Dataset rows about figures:
====
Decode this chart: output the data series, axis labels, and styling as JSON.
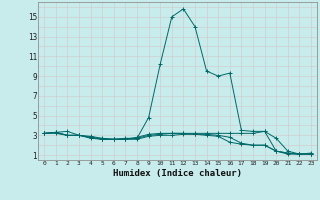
{
  "x": [
    0,
    1,
    2,
    3,
    4,
    5,
    6,
    7,
    8,
    9,
    10,
    11,
    12,
    13,
    14,
    15,
    16,
    17,
    18,
    19,
    20,
    21,
    22,
    23
  ],
  "series": [
    [
      3.2,
      3.3,
      3.4,
      3.0,
      2.9,
      2.7,
      2.6,
      2.7,
      2.7,
      4.8,
      10.2,
      15.0,
      15.8,
      14.0,
      9.5,
      9.0,
      9.3,
      3.5,
      3.4,
      3.4,
      1.4,
      1.1,
      1.1,
      1.2
    ],
    [
      3.2,
      3.3,
      3.0,
      3.0,
      2.7,
      2.6,
      2.6,
      2.6,
      2.8,
      3.1,
      3.2,
      3.2,
      3.2,
      3.2,
      3.2,
      3.2,
      3.2,
      3.2,
      3.2,
      3.4,
      2.7,
      1.4,
      1.1,
      1.1
    ],
    [
      3.2,
      3.2,
      3.0,
      3.0,
      2.8,
      2.6,
      2.6,
      2.6,
      2.6,
      2.9,
      3.0,
      3.0,
      3.1,
      3.1,
      3.0,
      2.9,
      2.3,
      2.1,
      2.0,
      2.0,
      1.4,
      1.2,
      1.1,
      1.1
    ],
    [
      3.2,
      3.3,
      3.0,
      3.0,
      2.8,
      2.6,
      2.6,
      2.6,
      2.7,
      3.0,
      3.1,
      3.2,
      3.2,
      3.1,
      3.1,
      3.0,
      2.8,
      2.2,
      2.0,
      2.0,
      1.4,
      1.2,
      1.1,
      1.1
    ]
  ],
  "line_color": "#006868",
  "bg_color": "#c8ecec",
  "grid_major_color": "#c0d8d8",
  "grid_minor_color": "#dce8e8",
  "xlabel": "Humidex (Indice chaleur)",
  "ytick_labels": [
    "1",
    "3",
    "5",
    "7",
    "9",
    "11",
    "13",
    "15"
  ],
  "ytick_values": [
    1,
    3,
    5,
    7,
    9,
    11,
    13,
    15
  ],
  "xlim": [
    -0.5,
    23.5
  ],
  "ylim": [
    0.5,
    16.5
  ]
}
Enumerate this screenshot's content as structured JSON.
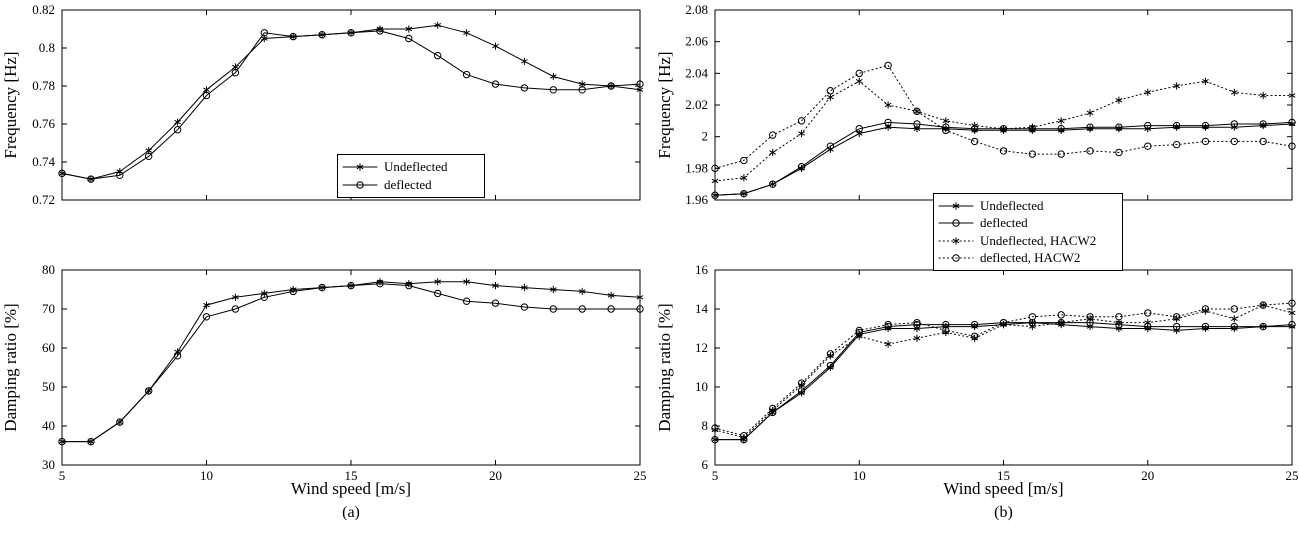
{
  "figure": {
    "caption_a": "(a)",
    "caption_b": "(b)",
    "xlabel": "Wind speed [m/s]",
    "colors": {
      "line": "#000000",
      "background": "#ffffff"
    }
  },
  "chart_data": [
    {
      "id": "frequency-a",
      "type": "line",
      "title": "",
      "ylabel": "Frequency [Hz]",
      "xlabel": "Wind speed [m/s]",
      "xlim": [
        5,
        25
      ],
      "ylim": [
        0.72,
        0.82
      ],
      "xticks": [
        5,
        10,
        15,
        20,
        25
      ],
      "xtick_labels": [
        "5",
        "10",
        "15",
        "20",
        "25"
      ],
      "yticks": [
        0.72,
        0.74,
        0.76,
        0.78,
        0.8,
        0.82
      ],
      "ytick_labels": [
        "0.72",
        "0.74",
        "0.76",
        "0.78",
        "0.8",
        "0.82"
      ],
      "grid": false,
      "legend_position": "inside-lower-center",
      "x": [
        5,
        6,
        7,
        8,
        9,
        10,
        11,
        12,
        13,
        14,
        15,
        16,
        17,
        18,
        19,
        20,
        21,
        22,
        23,
        24,
        25
      ],
      "series": [
        {
          "name": "Undeflected",
          "marker": "star",
          "line": "solid",
          "values": [
            0.734,
            0.731,
            0.735,
            0.746,
            0.761,
            0.778,
            0.79,
            0.805,
            0.806,
            0.807,
            0.808,
            0.81,
            0.81,
            0.812,
            0.808,
            0.801,
            0.793,
            0.785,
            0.781,
            0.78,
            0.778
          ]
        },
        {
          "name": "deflected",
          "marker": "circle",
          "line": "solid",
          "values": [
            0.734,
            0.731,
            0.733,
            0.743,
            0.757,
            0.775,
            0.787,
            0.808,
            0.806,
            0.807,
            0.808,
            0.809,
            0.805,
            0.796,
            0.786,
            0.781,
            0.779,
            0.778,
            0.778,
            0.78,
            0.781
          ]
        }
      ]
    },
    {
      "id": "damping-a",
      "type": "line",
      "title": "",
      "ylabel": "Damping ratio [%]",
      "xlabel": "Wind speed [m/s]",
      "xlim": [
        5,
        25
      ],
      "ylim": [
        30,
        80
      ],
      "xticks": [
        5,
        10,
        15,
        20,
        25
      ],
      "xtick_labels": [
        "5",
        "10",
        "15",
        "20",
        "25"
      ],
      "yticks": [
        30,
        40,
        50,
        60,
        70,
        80
      ],
      "ytick_labels": [
        "30",
        "40",
        "50",
        "60",
        "70",
        "80"
      ],
      "grid": false,
      "legend_position": "none",
      "x": [
        5,
        6,
        7,
        8,
        9,
        10,
        11,
        12,
        13,
        14,
        15,
        16,
        17,
        18,
        19,
        20,
        21,
        22,
        23,
        24,
        25
      ],
      "series": [
        {
          "name": "Undeflected",
          "marker": "star",
          "line": "solid",
          "values": [
            36,
            36,
            41,
            49,
            59,
            71,
            73,
            74,
            75,
            75.5,
            76,
            77,
            76.5,
            77,
            77,
            76,
            75.5,
            75,
            74.5,
            73.5,
            73
          ]
        },
        {
          "name": "deflected",
          "marker": "circle",
          "line": "solid",
          "values": [
            36,
            36,
            41,
            49,
            58,
            68,
            70,
            73,
            74.5,
            75.5,
            76,
            76.5,
            76,
            74,
            72,
            71.5,
            70.5,
            70,
            70,
            70,
            70
          ]
        }
      ]
    },
    {
      "id": "frequency-b",
      "type": "line",
      "title": "",
      "ylabel": "Frequency [Hz]",
      "xlabel": "Wind speed [m/s]",
      "xlim": [
        5,
        25
      ],
      "ylim": [
        1.96,
        2.08
      ],
      "xticks": [
        5,
        10,
        15,
        20,
        25
      ],
      "xtick_labels": [
        "5",
        "10",
        "15",
        "20",
        "25"
      ],
      "yticks": [
        1.96,
        1.98,
        2,
        2.02,
        2.04,
        2.06,
        2.08
      ],
      "ytick_labels": [
        "1.96",
        "1.98",
        "2",
        "2.02",
        "2.04",
        "2.06",
        "2.08"
      ],
      "grid": false,
      "legend_position": "below-left",
      "x": [
        5,
        6,
        7,
        8,
        9,
        10,
        11,
        12,
        13,
        14,
        15,
        16,
        17,
        18,
        19,
        20,
        21,
        22,
        23,
        24,
        25
      ],
      "series": [
        {
          "name": "Undeflected",
          "marker": "star",
          "line": "solid",
          "values": [
            1.963,
            1.964,
            1.97,
            1.98,
            1.992,
            2.002,
            2.006,
            2.005,
            2.005,
            2.004,
            2.004,
            2.004,
            2.004,
            2.005,
            2.005,
            2.005,
            2.006,
            2.006,
            2.006,
            2.007,
            2.008
          ]
        },
        {
          "name": "deflected",
          "marker": "circle",
          "line": "solid",
          "values": [
            1.963,
            1.964,
            1.97,
            1.981,
            1.994,
            2.005,
            2.009,
            2.008,
            2.006,
            2.005,
            2.005,
            2.005,
            2.005,
            2.006,
            2.006,
            2.007,
            2.007,
            2.007,
            2.008,
            2.008,
            2.009
          ]
        },
        {
          "name": "Undeflected, HACW2",
          "marker": "star",
          "line": "dotted",
          "values": [
            1.972,
            1.974,
            1.99,
            2.002,
            2.025,
            2.035,
            2.02,
            2.016,
            2.01,
            2.007,
            2.005,
            2.006,
            2.01,
            2.015,
            2.023,
            2.028,
            2.032,
            2.035,
            2.028,
            2.026,
            2.026
          ]
        },
        {
          "name": "deflected, HACW2",
          "marker": "circle",
          "line": "dotted",
          "values": [
            1.98,
            1.985,
            2.001,
            2.01,
            2.029,
            2.04,
            2.045,
            2.016,
            2.004,
            1.997,
            1.991,
            1.989,
            1.989,
            1.991,
            1.99,
            1.994,
            1.995,
            1.997,
            1.997,
            1.997,
            1.994
          ]
        }
      ]
    },
    {
      "id": "damping-b",
      "type": "line",
      "title": "",
      "ylabel": "Damping ratio [%]",
      "xlabel": "Wind speed [m/s]",
      "xlim": [
        5,
        25
      ],
      "ylim": [
        6,
        16
      ],
      "xticks": [
        5,
        10,
        15,
        20,
        25
      ],
      "xtick_labels": [
        "5",
        "10",
        "15",
        "20",
        "25"
      ],
      "yticks": [
        6,
        8,
        10,
        12,
        14,
        16
      ],
      "ytick_labels": [
        "6",
        "8",
        "10",
        "12",
        "14",
        "16"
      ],
      "grid": false,
      "legend_position": "none",
      "x": [
        5,
        6,
        7,
        8,
        9,
        10,
        11,
        12,
        13,
        14,
        15,
        16,
        17,
        18,
        19,
        20,
        21,
        22,
        23,
        24,
        25
      ],
      "series": [
        {
          "name": "Undeflected",
          "marker": "star",
          "line": "solid",
          "values": [
            7.3,
            7.3,
            8.7,
            9.7,
            11.0,
            12.7,
            13.0,
            13.0,
            13.1,
            13.1,
            13.2,
            13.3,
            13.2,
            13.1,
            13.0,
            13.0,
            12.9,
            13.0,
            13.0,
            13.1,
            13.1
          ]
        },
        {
          "name": "deflected",
          "marker": "circle",
          "line": "solid",
          "values": [
            7.3,
            7.3,
            8.7,
            9.8,
            11.1,
            12.8,
            13.1,
            13.2,
            13.2,
            13.2,
            13.3,
            13.3,
            13.3,
            13.3,
            13.2,
            13.1,
            13.1,
            13.1,
            13.1,
            13.1,
            13.2
          ]
        },
        {
          "name": "Undeflected, HACW2",
          "marker": "star",
          "line": "dotted",
          "values": [
            7.8,
            7.4,
            8.8,
            10.1,
            11.6,
            12.6,
            12.2,
            12.5,
            12.8,
            12.5,
            13.2,
            13.1,
            13.3,
            13.5,
            13.3,
            13.3,
            13.5,
            13.9,
            13.5,
            14.2,
            13.8
          ]
        },
        {
          "name": "deflected, HACW2",
          "marker": "circle",
          "line": "dotted",
          "values": [
            7.9,
            7.5,
            8.9,
            10.2,
            11.7,
            12.9,
            13.2,
            13.3,
            12.9,
            12.6,
            13.3,
            13.6,
            13.7,
            13.6,
            13.6,
            13.8,
            13.6,
            14.0,
            14.0,
            14.2,
            14.3
          ]
        }
      ]
    }
  ]
}
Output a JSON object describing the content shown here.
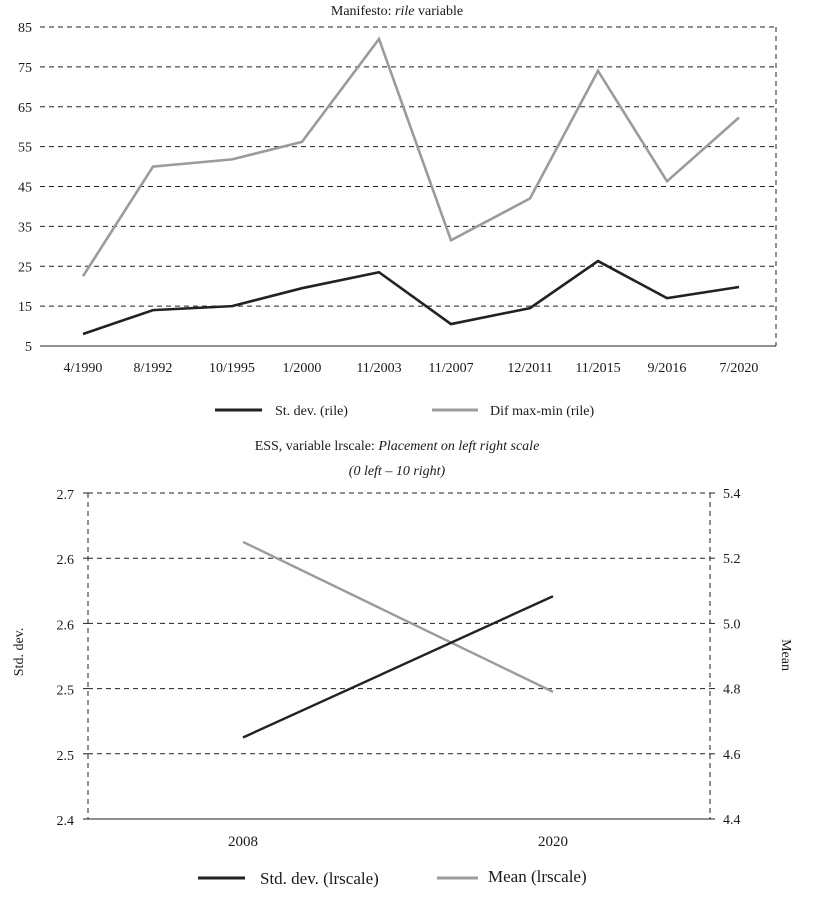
====
TASK: Using the records above, copy each line that contains "JSON".

ANSWER TO THIS PROBLEM:
Decode this chart: output the data series, axis labels, and styling as JSON.
Enumerate this screenshot's content as structured JSON.
Output a JSON object describing the content shown here.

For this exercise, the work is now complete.